→ **Stated exercise**
All entries are to be quoted exactly; the images stay out of the copy.

Records contained in a dataset:
——————————

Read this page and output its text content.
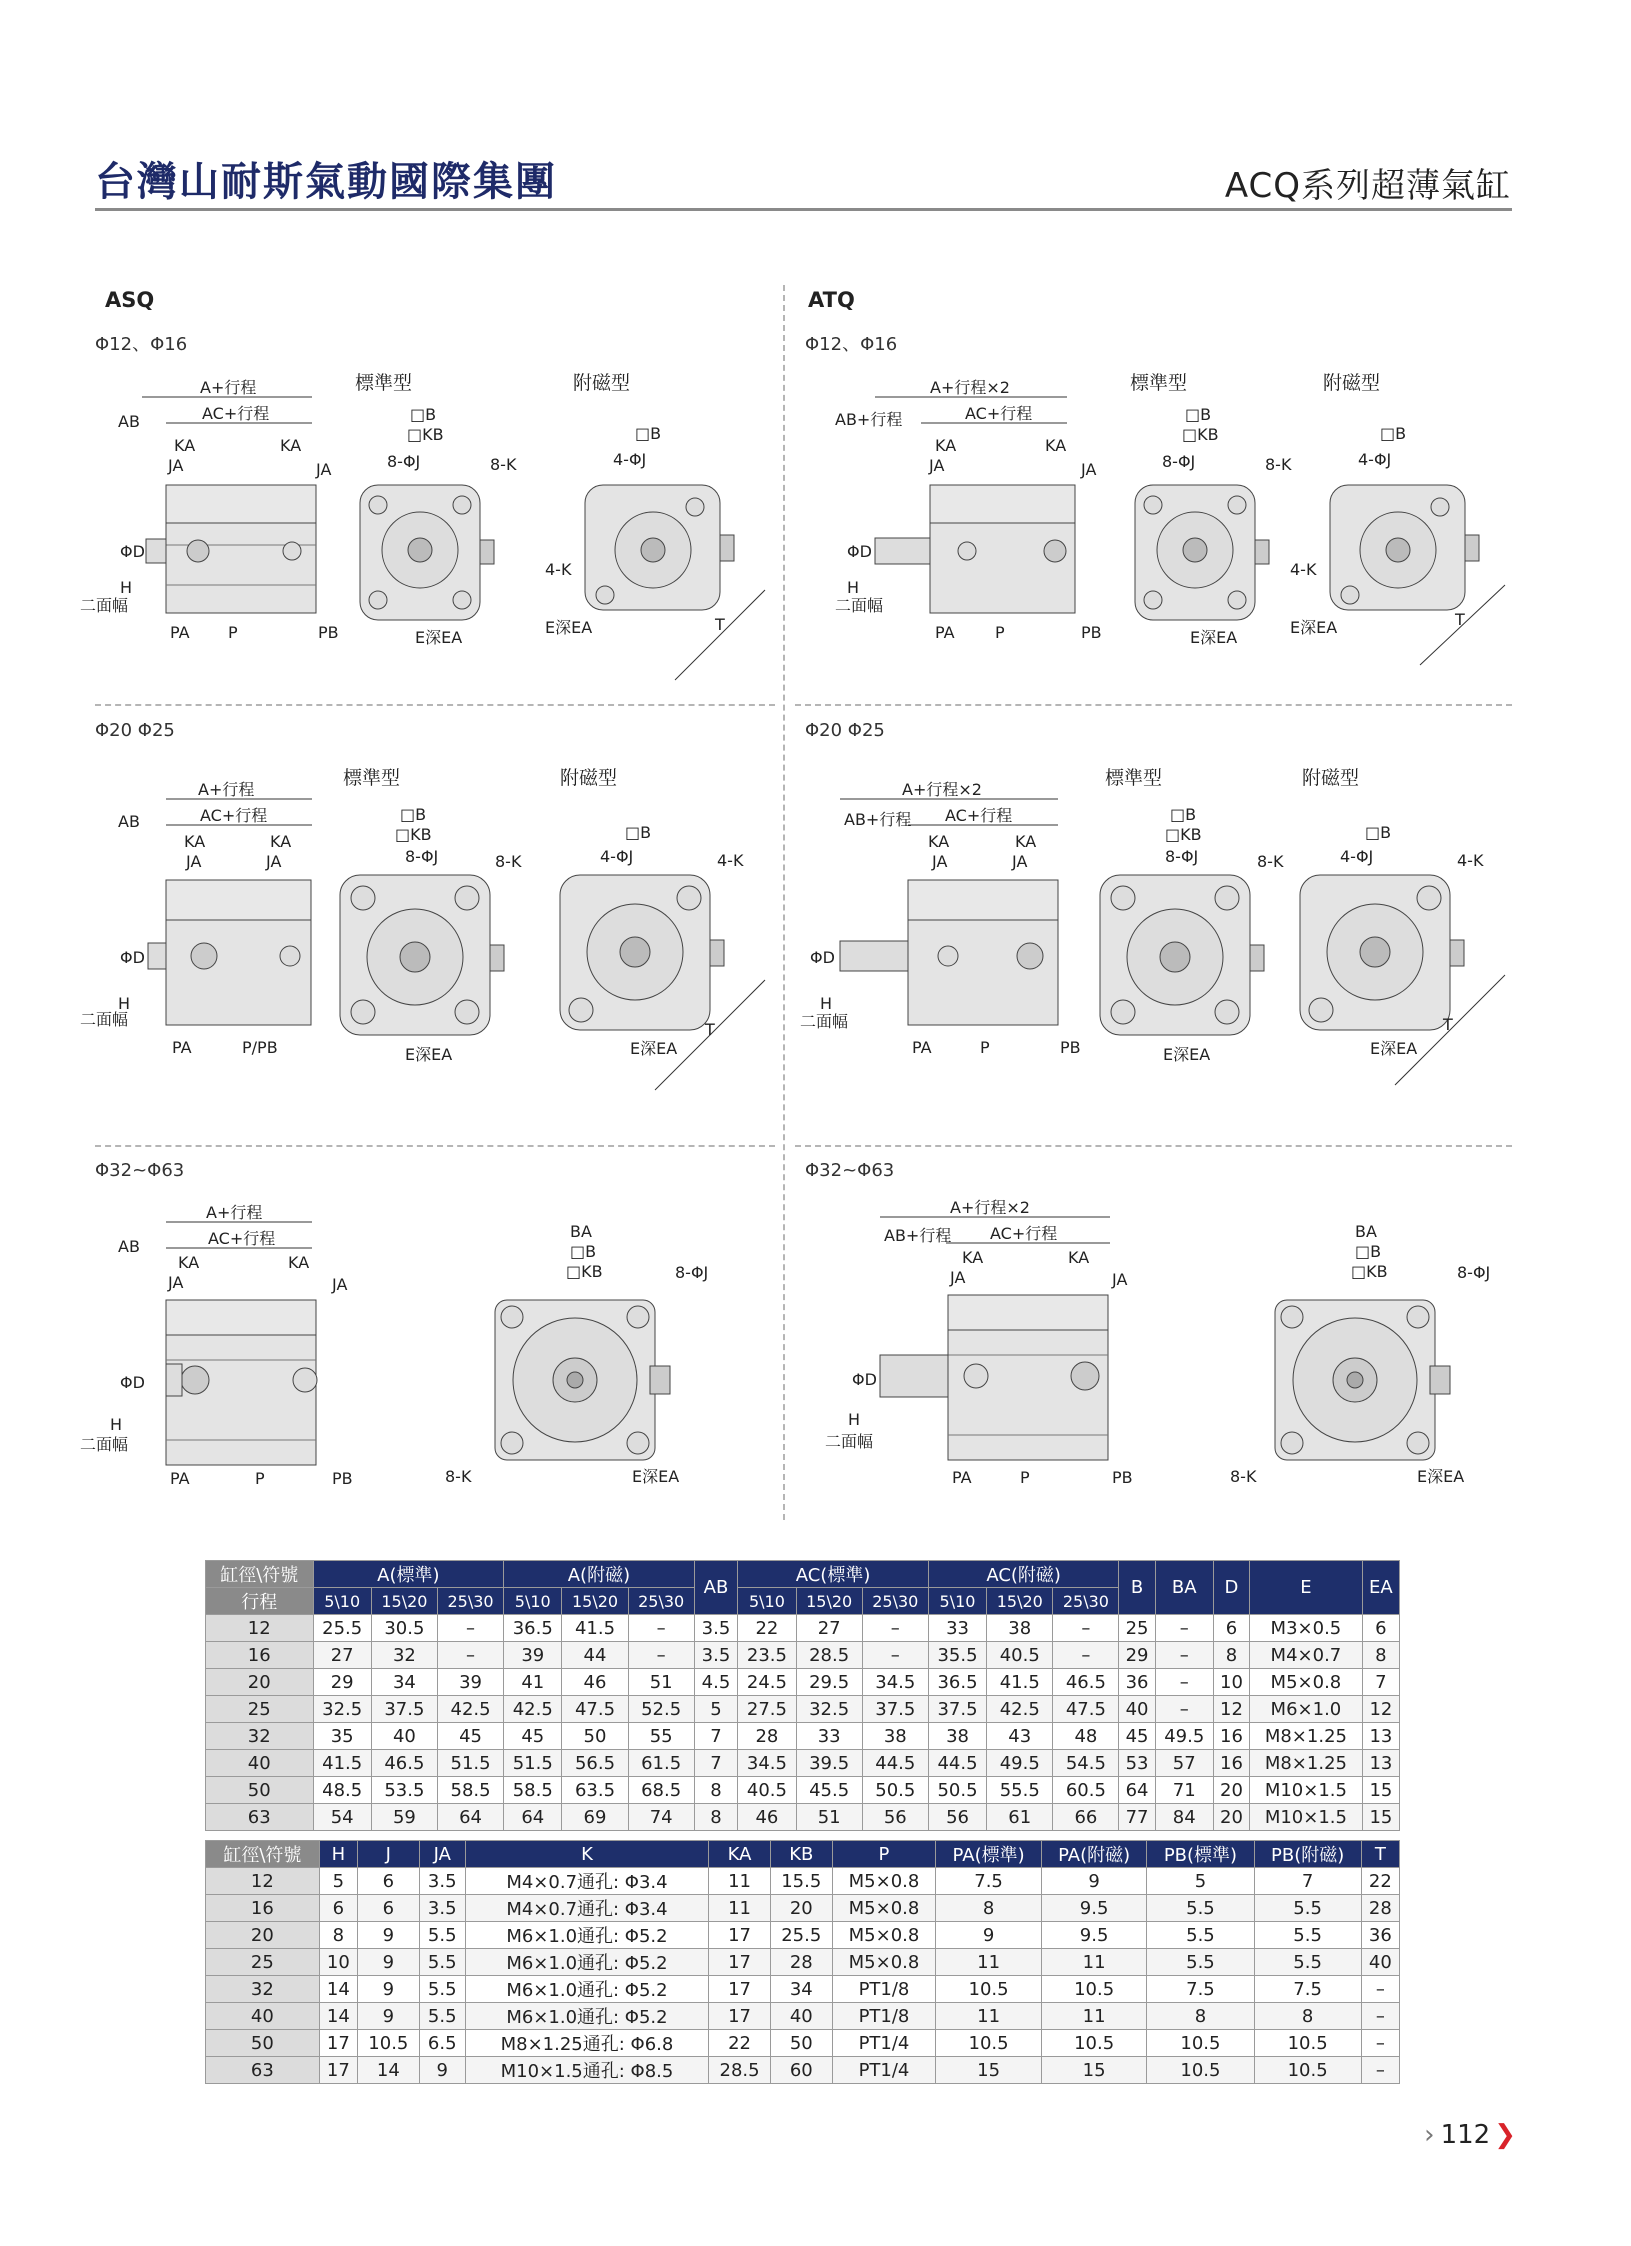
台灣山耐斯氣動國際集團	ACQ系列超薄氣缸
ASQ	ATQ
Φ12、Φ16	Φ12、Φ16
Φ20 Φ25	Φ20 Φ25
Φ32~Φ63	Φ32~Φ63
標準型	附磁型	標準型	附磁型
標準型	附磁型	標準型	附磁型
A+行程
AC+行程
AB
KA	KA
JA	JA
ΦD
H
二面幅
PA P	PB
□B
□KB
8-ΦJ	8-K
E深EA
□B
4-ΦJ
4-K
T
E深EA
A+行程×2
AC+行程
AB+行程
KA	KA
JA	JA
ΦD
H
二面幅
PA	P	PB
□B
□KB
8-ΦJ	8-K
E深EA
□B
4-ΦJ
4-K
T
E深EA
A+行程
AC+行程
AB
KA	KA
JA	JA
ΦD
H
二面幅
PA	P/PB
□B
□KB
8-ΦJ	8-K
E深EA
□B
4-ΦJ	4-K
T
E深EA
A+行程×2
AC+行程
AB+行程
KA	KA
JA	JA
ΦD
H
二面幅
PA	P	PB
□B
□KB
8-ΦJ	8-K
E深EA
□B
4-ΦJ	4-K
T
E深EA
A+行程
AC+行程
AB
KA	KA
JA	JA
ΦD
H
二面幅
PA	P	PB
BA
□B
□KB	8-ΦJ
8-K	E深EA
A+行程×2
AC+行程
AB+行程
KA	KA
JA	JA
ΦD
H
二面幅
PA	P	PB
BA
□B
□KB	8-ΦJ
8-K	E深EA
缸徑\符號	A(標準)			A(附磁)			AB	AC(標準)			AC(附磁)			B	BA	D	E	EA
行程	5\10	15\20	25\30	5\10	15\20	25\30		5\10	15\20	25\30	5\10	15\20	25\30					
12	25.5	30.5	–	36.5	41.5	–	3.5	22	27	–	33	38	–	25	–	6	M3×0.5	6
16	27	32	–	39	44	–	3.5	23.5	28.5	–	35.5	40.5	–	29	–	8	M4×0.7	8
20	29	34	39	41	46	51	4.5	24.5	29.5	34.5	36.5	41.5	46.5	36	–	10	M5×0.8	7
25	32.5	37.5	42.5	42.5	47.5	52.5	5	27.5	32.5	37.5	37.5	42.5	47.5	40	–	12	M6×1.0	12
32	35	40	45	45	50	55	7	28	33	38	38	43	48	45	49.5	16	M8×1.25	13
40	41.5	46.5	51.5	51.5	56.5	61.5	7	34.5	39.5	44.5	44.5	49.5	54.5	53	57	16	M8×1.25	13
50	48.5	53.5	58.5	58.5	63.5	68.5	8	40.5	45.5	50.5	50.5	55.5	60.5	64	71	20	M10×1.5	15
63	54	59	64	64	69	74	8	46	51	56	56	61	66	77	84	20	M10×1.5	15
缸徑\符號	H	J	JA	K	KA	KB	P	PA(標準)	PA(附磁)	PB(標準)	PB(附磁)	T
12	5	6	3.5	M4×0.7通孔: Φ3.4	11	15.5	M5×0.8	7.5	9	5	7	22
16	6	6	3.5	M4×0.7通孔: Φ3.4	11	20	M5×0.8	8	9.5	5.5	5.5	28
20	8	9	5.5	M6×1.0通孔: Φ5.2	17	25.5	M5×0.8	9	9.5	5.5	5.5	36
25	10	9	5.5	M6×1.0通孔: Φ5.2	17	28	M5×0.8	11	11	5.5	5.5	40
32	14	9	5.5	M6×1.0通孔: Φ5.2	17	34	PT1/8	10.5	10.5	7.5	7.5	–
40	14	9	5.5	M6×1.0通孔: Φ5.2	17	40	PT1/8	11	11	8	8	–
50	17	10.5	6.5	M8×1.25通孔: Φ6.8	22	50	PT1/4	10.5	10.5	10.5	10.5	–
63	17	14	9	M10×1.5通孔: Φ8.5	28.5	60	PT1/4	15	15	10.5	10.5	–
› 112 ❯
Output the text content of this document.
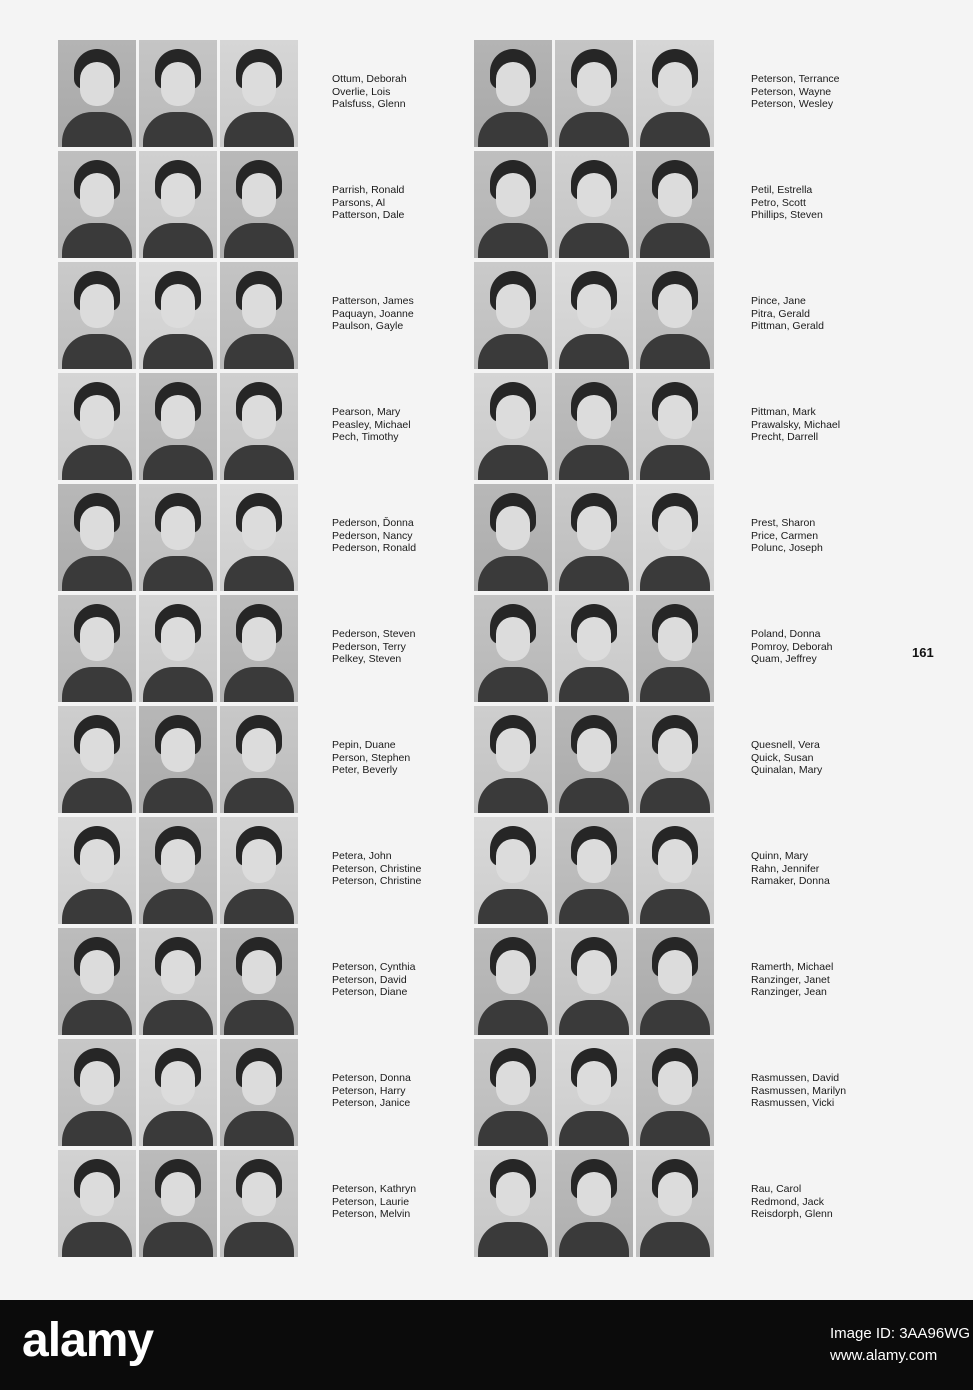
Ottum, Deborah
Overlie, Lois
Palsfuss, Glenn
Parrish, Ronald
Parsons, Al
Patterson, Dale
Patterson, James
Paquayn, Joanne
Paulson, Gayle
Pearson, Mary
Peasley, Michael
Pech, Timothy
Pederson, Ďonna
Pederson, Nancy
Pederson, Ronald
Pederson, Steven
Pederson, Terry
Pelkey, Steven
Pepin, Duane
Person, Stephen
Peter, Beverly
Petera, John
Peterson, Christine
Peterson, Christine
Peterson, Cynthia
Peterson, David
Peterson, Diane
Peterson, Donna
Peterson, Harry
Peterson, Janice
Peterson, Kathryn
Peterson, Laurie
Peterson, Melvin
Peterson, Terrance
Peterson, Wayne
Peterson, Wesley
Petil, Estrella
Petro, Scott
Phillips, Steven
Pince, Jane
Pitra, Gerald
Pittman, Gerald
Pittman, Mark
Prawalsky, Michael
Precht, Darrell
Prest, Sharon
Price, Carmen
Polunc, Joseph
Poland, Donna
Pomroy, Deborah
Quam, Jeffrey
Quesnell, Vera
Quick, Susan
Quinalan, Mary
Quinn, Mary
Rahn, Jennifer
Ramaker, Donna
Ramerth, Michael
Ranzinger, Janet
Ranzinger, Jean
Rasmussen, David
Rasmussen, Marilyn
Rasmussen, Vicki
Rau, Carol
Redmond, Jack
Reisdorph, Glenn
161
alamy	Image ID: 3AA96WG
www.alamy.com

——————————

→ **Correct output**
Read this page and output its text content.
台灣山耐斯氣動國際集團	ACQ系列超薄氣缸
ASQ	ATQ
Φ12、Φ16	Φ12、Φ16
Φ20 Φ25	Φ20 Φ25
Φ32~Φ63	Φ32~Φ63
標準型	附磁型	標準型	附磁型
標準型	附磁型	標準型	附磁型
A+行程
AC+行程
AB
KA	KA
JA	JA
ΦD
H
二面幅
PA P	PB
□B
□KB
8-ΦJ	8-K
E深EA
□B
4-ΦJ
4-K
T
E深EA
A+行程×2
AC+行程
AB+行程
KA	KA
JA	JA
ΦD
H
二面幅
PA	P	PB
□B
□KB
8-ΦJ	8-K
E深EA
□B
4-ΦJ
4-K
T
E深EA
A+行程
AC+行程
AB
KA	KA
JA	JA
ΦD
H
二面幅
PA	P/PB
□B
□KB
8-ΦJ	8-K
E深EA
□B
4-ΦJ	4-K
T
E深EA
A+行程×2
AC+行程
AB+行程
KA	KA
JA	JA
ΦD
H
二面幅
PA	P	PB
□B
□KB
8-ΦJ	8-K
E深EA
□B
4-ΦJ	4-K
T
E深EA
A+行程
AC+行程
AB
KA	KA
JA	JA
ΦD
H
二面幅
PA	P	PB
BA
□B
□KB	8-ΦJ
8-K	E深EA
A+行程×2
AC+行程
AB+行程
KA	KA
JA	JA
ΦD
H
二面幅
PA	P	PB
BA
□B
□KB	8-ΦJ
8-K	E深EA
缸徑\符號	A(標準)			A(附磁)			AB	AC(標準)			AC(附磁)			B	BA	D	E	EA
行程	5\10	15\20	25\30	5\10	15\20	25\30		5\10	15\20	25\30	5\10	15\20	25\30					
12	25.5	30.5	–	36.5	41.5	–	3.5	22	27	–	33	38	–	25	–	6	M3×0.5	6
16	27	32	–	39	44	–	3.5	23.5	28.5	–	35.5	40.5	–	29	–	8	M4×0.7	8
20	29	34	39	41	46	51	4.5	24.5	29.5	34.5	36.5	41.5	46.5	36	–	10	M5×0.8	7
25	32.5	37.5	42.5	42.5	47.5	52.5	5	27.5	32.5	37.5	37.5	42.5	47.5	40	–	12	M6×1.0	12
32	35	40	45	45	50	55	7	28	33	38	38	43	48	45	49.5	16	M8×1.25	13
40	41.5	46.5	51.5	51.5	56.5	61.5	7	34.5	39.5	44.5	44.5	49.5	54.5	53	57	16	M8×1.25	13
50	48.5	53.5	58.5	58.5	63.5	68.5	8	40.5	45.5	50.5	50.5	55.5	60.5	64	71	20	M10×1.5	15
63	54	59	64	64	69	74	8	46	51	56	56	61	66	77	84	20	M10×1.5	15
缸徑\符號	H	J	JA	K	KA	KB	P	PA(標準)	PA(附磁)	PB(標準)	PB(附磁)	T
12	5	6	3.5	M4×0.7通孔: Φ3.4	11	15.5	M5×0.8	7.5	9	5	7	22
16	6	6	3.5	M4×0.7通孔: Φ3.4	11	20	M5×0.8	8	9.5	5.5	5.5	28
20	8	9	5.5	M6×1.0通孔: Φ5.2	17	25.5	M5×0.8	9	9.5	5.5	5.5	36
25	10	9	5.5	M6×1.0通孔: Φ5.2	17	28	M5×0.8	11	11	5.5	5.5	40
32	14	9	5.5	M6×1.0通孔: Φ5.2	17	34	PT1/8	10.5	10.5	7.5	7.5	–
40	14	9	5.5	M6×1.0通孔: Φ5.2	17	40	PT1/8	11	11	8	8	–
50	17	10.5	6.5	M8×1.25通孔: Φ6.8	22	50	PT1/4	10.5	10.5	10.5	10.5	–
63	17	14	9	M10×1.5通孔: Φ8.5	28.5	60	PT1/4	15	15	10.5	10.5	–
› 112 ❯
Output the text content of this document.
Ottum, Deborah
Overlie, Lois
Palsfuss, Glenn
Parrish, Ronald
Parsons, Al
Patterson, Dale
Patterson, James
Paquayn, Joanne
Paulson, Gayle
Pearson, Mary
Peasley, Michael
Pech, Timothy
Pederson, Ďonna
Pederson, Nancy
Pederson, Ronald
Pederson, Steven
Pederson, Terry
Pelkey, Steven
Pepin, Duane
Person, Stephen
Peter, Beverly
Petera, John
Peterson, Christine
Peterson, Christine
Peterson, Cynthia
Peterson, David
Peterson, Diane
Peterson, Donna
Peterson, Harry
Peterson, Janice
Peterson, Kathryn
Peterson, Laurie
Peterson, Melvin
Peterson, Terrance
Peterson, Wayne
Peterson, Wesley
Petil, Estrella
Petro, Scott
Phillips, Steven
Pince, Jane
Pitra, Gerald
Pittman, Gerald
Pittman, Mark
Prawalsky, Michael
Precht, Darrell
Prest, Sharon
Price, Carmen
Polunc, Joseph
Poland, Donna
Pomroy, Deborah
Quam, Jeffrey
Quesnell, Vera
Quick, Susan
Quinalan, Mary
Quinn, Mary
Rahn, Jennifer
Ramaker, Donna
Ramerth, Michael
Ranzinger, Janet
Ranzinger, Jean
Rasmussen, David
Rasmussen, Marilyn
Rasmussen, Vicki
Rau, Carol
Redmond, Jack
Reisdorph, Glenn
161
alamy	Image ID: 3AA96WG
www.alamy.com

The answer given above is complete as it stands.